- **What the task requires**
Write out the lines from the line containing "Convert this screenshot" through the final line of the listing below, exactly, omitting every other line.

— Begin Supplied information —

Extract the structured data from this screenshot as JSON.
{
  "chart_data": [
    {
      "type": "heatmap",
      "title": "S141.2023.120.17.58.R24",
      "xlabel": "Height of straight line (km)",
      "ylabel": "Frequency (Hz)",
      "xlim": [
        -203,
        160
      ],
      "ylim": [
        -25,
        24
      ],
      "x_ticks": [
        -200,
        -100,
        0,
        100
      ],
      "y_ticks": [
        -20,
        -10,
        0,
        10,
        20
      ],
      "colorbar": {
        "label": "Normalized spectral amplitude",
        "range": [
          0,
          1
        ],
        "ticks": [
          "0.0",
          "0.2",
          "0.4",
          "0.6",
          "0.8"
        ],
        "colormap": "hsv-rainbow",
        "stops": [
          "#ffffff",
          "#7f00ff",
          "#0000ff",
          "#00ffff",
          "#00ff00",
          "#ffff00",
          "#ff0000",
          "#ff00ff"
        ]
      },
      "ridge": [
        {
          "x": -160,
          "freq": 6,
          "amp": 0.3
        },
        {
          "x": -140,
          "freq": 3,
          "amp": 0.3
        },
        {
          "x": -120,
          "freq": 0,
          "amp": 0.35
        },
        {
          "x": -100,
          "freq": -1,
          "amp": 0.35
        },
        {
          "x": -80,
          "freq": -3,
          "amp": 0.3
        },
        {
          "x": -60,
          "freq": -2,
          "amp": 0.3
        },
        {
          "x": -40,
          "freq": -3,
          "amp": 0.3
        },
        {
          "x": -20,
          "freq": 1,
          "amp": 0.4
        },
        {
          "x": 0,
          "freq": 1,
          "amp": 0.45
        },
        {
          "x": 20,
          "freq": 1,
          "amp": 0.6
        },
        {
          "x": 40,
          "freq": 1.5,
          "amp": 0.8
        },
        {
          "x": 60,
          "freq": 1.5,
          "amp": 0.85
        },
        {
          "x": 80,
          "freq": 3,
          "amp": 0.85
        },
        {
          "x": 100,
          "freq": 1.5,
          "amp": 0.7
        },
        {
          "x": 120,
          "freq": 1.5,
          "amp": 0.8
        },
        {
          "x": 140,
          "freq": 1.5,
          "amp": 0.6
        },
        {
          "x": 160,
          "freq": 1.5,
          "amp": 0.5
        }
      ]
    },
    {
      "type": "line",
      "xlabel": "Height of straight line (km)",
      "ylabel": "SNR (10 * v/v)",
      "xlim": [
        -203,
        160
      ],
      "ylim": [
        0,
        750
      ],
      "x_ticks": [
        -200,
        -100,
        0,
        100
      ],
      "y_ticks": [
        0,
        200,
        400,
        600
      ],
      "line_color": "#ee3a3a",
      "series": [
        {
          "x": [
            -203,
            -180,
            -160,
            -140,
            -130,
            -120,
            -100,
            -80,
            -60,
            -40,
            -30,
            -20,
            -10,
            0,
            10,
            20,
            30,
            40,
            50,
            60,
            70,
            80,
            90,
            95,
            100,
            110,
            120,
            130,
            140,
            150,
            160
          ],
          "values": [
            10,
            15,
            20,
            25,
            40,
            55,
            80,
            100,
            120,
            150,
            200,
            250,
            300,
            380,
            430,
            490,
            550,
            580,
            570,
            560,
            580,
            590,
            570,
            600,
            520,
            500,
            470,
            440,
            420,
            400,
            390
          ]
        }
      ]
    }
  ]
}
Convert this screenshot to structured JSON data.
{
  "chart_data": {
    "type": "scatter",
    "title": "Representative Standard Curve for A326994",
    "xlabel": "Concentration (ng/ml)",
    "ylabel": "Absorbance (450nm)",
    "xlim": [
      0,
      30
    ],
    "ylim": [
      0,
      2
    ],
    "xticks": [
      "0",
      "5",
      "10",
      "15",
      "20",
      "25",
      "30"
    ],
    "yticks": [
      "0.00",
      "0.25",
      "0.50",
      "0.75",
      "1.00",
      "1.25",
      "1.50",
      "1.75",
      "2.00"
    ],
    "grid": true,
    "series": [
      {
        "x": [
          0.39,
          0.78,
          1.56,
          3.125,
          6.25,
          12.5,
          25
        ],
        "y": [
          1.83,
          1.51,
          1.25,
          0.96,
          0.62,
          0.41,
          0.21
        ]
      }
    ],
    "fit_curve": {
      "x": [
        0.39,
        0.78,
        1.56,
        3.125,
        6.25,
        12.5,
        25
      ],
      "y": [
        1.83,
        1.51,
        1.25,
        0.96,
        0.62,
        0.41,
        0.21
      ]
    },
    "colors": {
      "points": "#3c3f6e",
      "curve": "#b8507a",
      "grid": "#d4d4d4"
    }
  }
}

— End Supplied information —

- **Exercise answer**
Convert this screenshot to structured JSON data.
{
  "chart_data": {
    "type": "scatter",
    "title": "Representative Standard Curve for A326994",
    "xlabel": "Concentration (ng/ml)",
    "ylabel": "Absorbance (450nm)",
    "xlim": [
      0,
      30
    ],
    "ylim": [
      0,
      2
    ],
    "xticks": [
      "0",
      "5",
      "10",
      "15",
      "20",
      "25",
      "30"
    ],
    "yticks": [
      "0.00",
      "0.25",
      "0.50",
      "0.75",
      "1.00",
      "1.25",
      "1.50",
      "1.75",
      "2.00"
    ],
    "grid": true,
    "series": [
      {
        "x": [
          0.39,
          0.78,
          1.56,
          3.125,
          6.25,
          12.5,
          25
        ],
        "y": [
          1.83,
          1.51,
          1.25,
          0.96,
          0.62,
          0.41,
          0.21
        ]
      }
    ],
    "fit_curve": {
      "x": [
        0.39,
        0.78,
        1.56,
        3.125,
        6.25,
        12.5,
        25
      ],
      "y": [
        1.83,
        1.51,
        1.25,
        0.96,
        0.62,
        0.41,
        0.21
      ]
    },
    "colors": {
      "points": "#3c3f6e",
      "curve": "#b8507a",
      "grid": "#d4d4d4"
    }
  }
}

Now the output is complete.